§ Records for the task:
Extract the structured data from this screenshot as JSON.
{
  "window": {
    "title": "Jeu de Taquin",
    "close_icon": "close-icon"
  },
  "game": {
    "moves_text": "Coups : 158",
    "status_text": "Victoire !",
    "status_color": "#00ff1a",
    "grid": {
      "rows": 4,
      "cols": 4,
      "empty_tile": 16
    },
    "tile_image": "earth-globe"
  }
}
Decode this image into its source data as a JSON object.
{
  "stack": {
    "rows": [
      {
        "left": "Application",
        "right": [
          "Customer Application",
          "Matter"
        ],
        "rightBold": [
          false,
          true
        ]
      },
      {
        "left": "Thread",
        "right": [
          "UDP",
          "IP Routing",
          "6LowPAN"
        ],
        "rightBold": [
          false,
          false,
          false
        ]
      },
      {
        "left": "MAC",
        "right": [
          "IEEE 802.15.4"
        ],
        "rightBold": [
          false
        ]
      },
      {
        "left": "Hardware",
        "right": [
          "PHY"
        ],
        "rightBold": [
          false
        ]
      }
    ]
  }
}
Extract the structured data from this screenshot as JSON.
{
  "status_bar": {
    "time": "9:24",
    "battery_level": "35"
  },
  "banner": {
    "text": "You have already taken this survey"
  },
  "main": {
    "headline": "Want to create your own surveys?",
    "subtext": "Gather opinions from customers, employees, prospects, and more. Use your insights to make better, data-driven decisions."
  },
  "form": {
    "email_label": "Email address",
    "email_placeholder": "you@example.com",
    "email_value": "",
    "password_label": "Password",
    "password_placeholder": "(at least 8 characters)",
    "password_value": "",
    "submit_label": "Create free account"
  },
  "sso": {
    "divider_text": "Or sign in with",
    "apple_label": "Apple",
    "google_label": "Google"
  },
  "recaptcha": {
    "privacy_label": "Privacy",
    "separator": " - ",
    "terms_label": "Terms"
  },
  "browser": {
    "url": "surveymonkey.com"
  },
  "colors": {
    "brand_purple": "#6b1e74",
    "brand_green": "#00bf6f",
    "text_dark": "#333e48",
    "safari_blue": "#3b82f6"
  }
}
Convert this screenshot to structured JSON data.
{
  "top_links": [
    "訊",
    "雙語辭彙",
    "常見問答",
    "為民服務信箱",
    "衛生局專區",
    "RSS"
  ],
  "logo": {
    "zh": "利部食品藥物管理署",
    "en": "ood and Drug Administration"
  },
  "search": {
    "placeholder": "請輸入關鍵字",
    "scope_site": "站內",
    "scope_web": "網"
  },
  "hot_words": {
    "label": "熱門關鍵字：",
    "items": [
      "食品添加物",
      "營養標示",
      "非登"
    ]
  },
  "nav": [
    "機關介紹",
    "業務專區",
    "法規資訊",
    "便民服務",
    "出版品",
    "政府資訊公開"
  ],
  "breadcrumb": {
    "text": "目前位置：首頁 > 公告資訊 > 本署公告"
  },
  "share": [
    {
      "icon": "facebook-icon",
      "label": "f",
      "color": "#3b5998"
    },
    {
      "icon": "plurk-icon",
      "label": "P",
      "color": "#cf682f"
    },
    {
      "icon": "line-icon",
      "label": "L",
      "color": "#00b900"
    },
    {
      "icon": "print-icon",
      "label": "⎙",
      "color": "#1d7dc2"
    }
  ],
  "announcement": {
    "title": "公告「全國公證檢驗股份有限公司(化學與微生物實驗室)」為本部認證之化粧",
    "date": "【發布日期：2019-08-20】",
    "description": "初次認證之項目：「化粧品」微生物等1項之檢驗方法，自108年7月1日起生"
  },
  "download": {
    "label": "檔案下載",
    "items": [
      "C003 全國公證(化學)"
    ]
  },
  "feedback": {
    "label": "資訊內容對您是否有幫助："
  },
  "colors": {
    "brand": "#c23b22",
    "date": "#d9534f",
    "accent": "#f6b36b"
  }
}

§ Problem description: Copy exactly the lines above, from the one containing "Convert this screenshot" through the very last line.

§ Result for this exercise:
Convert this screenshot to structured JSON data.
{
  "top_links": [
    "訊",
    "雙語辭彙",
    "常見問答",
    "為民服務信箱",
    "衛生局專區",
    "RSS"
  ],
  "logo": {
    "zh": "利部食品藥物管理署",
    "en": "ood and Drug Administration"
  },
  "search": {
    "placeholder": "請輸入關鍵字",
    "scope_site": "站內",
    "scope_web": "網"
  },
  "hot_words": {
    "label": "熱門關鍵字：",
    "items": [
      "食品添加物",
      "營養標示",
      "非登"
    ]
  },
  "nav": [
    "機關介紹",
    "業務專區",
    "法規資訊",
    "便民服務",
    "出版品",
    "政府資訊公開"
  ],
  "breadcrumb": {
    "text": "目前位置：首頁 > 公告資訊 > 本署公告"
  },
  "share": [
    {
      "icon": "facebook-icon",
      "label": "f",
      "color": "#3b5998"
    },
    {
      "icon": "plurk-icon",
      "label": "P",
      "color": "#cf682f"
    },
    {
      "icon": "line-icon",
      "label": "L",
      "color": "#00b900"
    },
    {
      "icon": "print-icon",
      "label": "⎙",
      "color": "#1d7dc2"
    }
  ],
  "announcement": {
    "title": "公告「全國公證檢驗股份有限公司(化學與微生物實驗室)」為本部認證之化粧",
    "date": "【發布日期：2019-08-20】",
    "description": "初次認證之項目：「化粧品」微生物等1項之檢驗方法，自108年7月1日起生"
  },
  "download": {
    "label": "檔案下載",
    "items": [
      "C003 全國公證(化學)"
    ]
  },
  "feedback": {
    "label": "資訊內容對您是否有幫助："
  },
  "colors": {
    "brand": "#c23b22",
    "date": "#d9534f",
    "accent": "#f6b36b"
  }
}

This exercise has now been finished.